§ **DO THIS**: Copy out all lines that hold "JSON".

[Data entries]
****

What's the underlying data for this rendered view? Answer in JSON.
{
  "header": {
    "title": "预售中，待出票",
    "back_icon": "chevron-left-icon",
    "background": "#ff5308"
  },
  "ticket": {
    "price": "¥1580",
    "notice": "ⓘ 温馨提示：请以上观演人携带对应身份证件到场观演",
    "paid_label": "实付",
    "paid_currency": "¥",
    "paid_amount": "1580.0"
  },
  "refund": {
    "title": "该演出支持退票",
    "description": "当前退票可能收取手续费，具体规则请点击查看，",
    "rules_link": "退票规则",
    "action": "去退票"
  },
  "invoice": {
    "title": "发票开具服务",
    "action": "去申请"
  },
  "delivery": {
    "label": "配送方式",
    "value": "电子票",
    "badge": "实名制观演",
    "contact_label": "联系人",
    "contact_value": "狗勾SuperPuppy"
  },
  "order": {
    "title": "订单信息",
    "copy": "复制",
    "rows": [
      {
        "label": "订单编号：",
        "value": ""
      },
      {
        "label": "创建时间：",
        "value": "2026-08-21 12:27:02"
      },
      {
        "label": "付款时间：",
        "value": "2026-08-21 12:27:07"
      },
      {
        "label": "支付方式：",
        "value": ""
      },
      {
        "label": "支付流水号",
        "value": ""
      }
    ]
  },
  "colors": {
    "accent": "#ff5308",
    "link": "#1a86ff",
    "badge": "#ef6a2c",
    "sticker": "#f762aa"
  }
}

****

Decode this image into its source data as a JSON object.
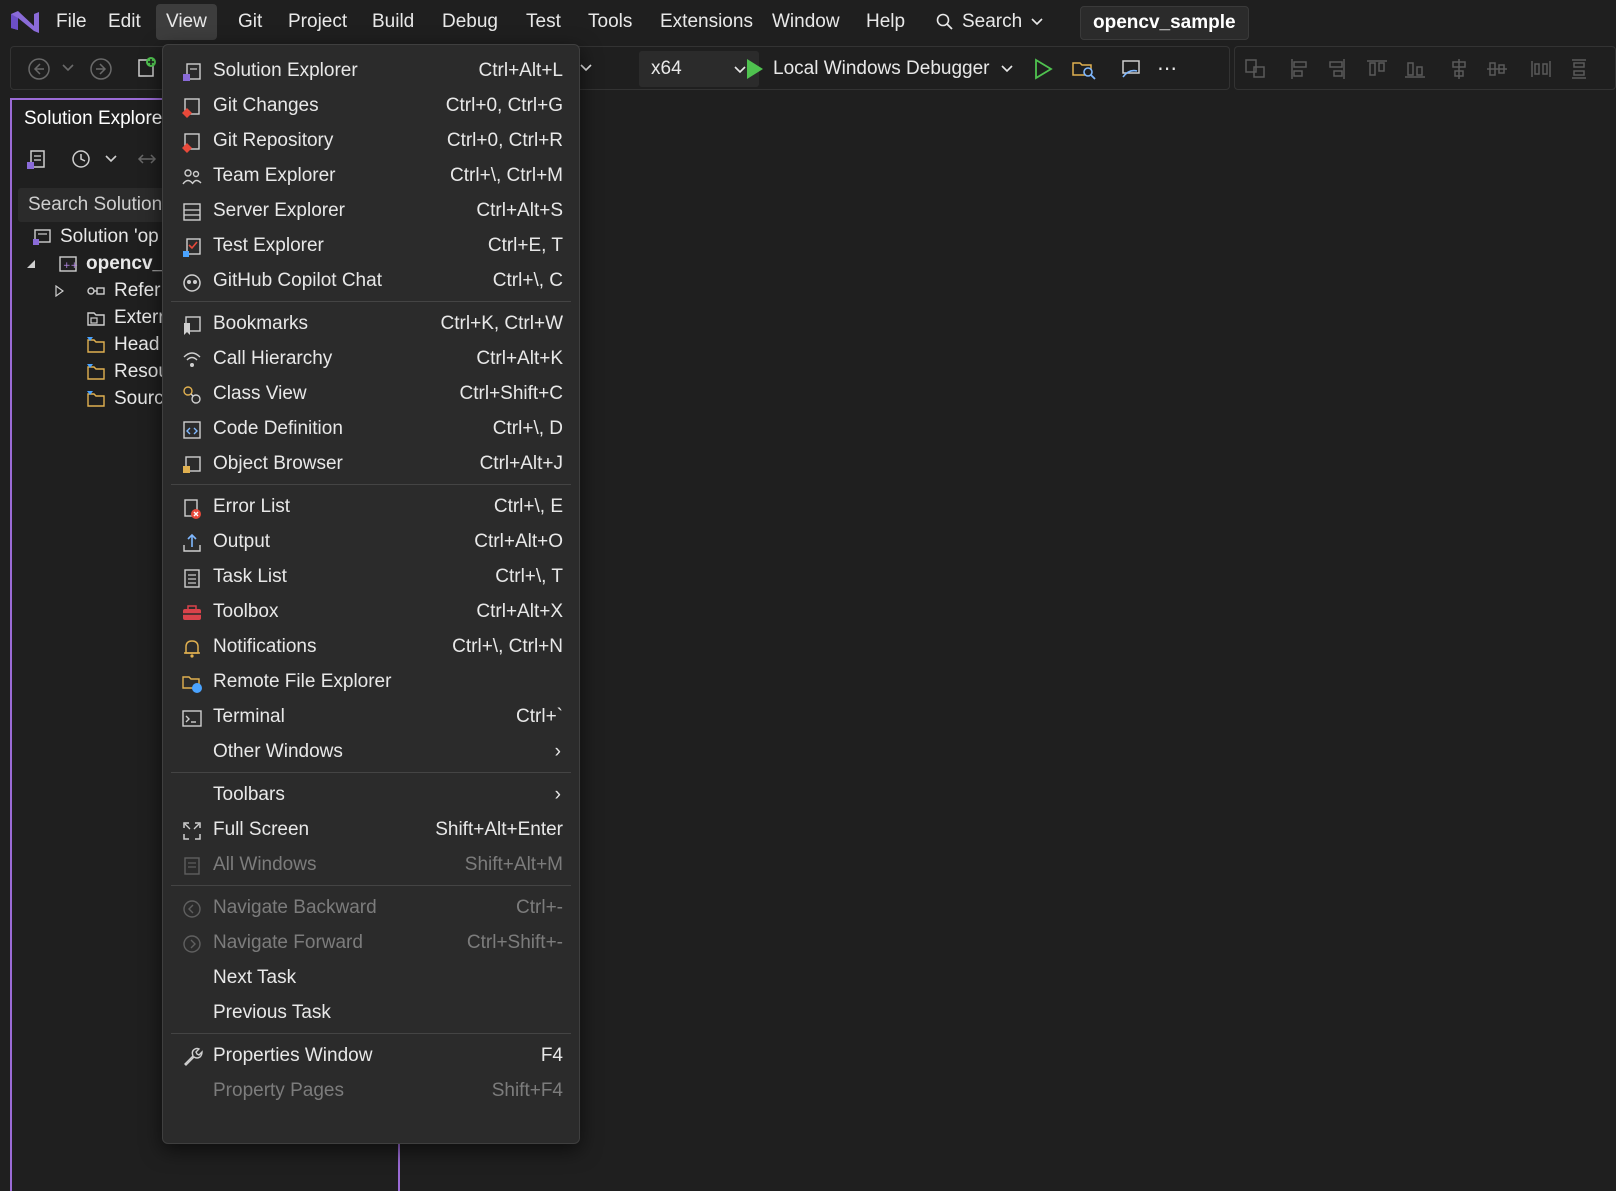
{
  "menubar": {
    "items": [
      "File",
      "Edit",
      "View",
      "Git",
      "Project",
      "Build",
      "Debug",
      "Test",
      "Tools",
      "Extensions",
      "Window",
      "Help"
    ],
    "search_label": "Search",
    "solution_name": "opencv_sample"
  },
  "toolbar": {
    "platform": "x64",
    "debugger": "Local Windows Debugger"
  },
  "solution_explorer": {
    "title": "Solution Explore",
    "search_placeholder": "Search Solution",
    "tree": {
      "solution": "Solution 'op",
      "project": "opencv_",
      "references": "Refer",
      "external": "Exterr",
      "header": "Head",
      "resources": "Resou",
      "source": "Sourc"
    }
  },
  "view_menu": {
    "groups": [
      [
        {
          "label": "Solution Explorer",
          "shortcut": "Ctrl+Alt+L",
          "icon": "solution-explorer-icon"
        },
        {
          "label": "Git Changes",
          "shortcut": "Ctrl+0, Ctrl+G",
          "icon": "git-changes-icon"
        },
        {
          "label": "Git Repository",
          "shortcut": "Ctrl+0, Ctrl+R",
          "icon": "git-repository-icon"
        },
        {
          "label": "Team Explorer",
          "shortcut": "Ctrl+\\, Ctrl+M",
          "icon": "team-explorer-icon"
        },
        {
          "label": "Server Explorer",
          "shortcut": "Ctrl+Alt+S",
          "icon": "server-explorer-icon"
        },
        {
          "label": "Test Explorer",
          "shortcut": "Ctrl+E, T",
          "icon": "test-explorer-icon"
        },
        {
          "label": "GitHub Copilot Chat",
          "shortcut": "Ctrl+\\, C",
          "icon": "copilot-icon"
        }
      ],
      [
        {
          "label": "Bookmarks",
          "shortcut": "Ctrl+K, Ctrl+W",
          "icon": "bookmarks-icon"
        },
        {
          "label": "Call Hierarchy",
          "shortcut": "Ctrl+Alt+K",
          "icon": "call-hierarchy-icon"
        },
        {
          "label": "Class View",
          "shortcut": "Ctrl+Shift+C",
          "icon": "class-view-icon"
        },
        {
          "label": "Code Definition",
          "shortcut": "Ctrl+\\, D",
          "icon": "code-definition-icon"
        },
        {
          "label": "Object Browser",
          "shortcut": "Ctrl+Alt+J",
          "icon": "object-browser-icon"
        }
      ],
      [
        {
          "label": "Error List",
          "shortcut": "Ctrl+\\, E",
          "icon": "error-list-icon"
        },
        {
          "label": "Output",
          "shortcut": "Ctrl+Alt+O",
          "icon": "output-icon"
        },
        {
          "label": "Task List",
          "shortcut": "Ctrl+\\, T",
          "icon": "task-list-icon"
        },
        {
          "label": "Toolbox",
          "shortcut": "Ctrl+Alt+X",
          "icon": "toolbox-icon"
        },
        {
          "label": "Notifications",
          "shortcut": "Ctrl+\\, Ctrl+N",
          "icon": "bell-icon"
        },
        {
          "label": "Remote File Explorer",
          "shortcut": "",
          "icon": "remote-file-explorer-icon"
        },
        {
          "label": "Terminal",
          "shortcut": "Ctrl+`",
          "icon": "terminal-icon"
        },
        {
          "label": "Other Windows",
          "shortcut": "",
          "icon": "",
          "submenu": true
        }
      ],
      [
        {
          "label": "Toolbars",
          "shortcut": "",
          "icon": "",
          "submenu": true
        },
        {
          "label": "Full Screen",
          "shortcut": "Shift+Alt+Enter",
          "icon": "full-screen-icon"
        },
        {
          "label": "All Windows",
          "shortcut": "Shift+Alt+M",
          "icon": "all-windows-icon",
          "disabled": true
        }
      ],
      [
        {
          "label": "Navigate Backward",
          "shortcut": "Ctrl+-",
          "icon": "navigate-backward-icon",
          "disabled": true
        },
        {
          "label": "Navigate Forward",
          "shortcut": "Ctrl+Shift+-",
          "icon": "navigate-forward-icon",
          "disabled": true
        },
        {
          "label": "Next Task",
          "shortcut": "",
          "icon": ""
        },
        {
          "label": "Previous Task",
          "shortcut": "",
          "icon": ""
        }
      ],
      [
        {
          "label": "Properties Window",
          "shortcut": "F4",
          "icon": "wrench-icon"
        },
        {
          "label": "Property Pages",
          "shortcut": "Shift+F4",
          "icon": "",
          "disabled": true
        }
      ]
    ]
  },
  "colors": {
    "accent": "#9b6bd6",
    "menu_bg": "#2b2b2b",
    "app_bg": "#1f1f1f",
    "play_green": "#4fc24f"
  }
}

****

§ **THE COMPLETED TASK**:
What's the underlying data for this rendered view? Answer in JSON.
Decode this image into its source data as a JSON object.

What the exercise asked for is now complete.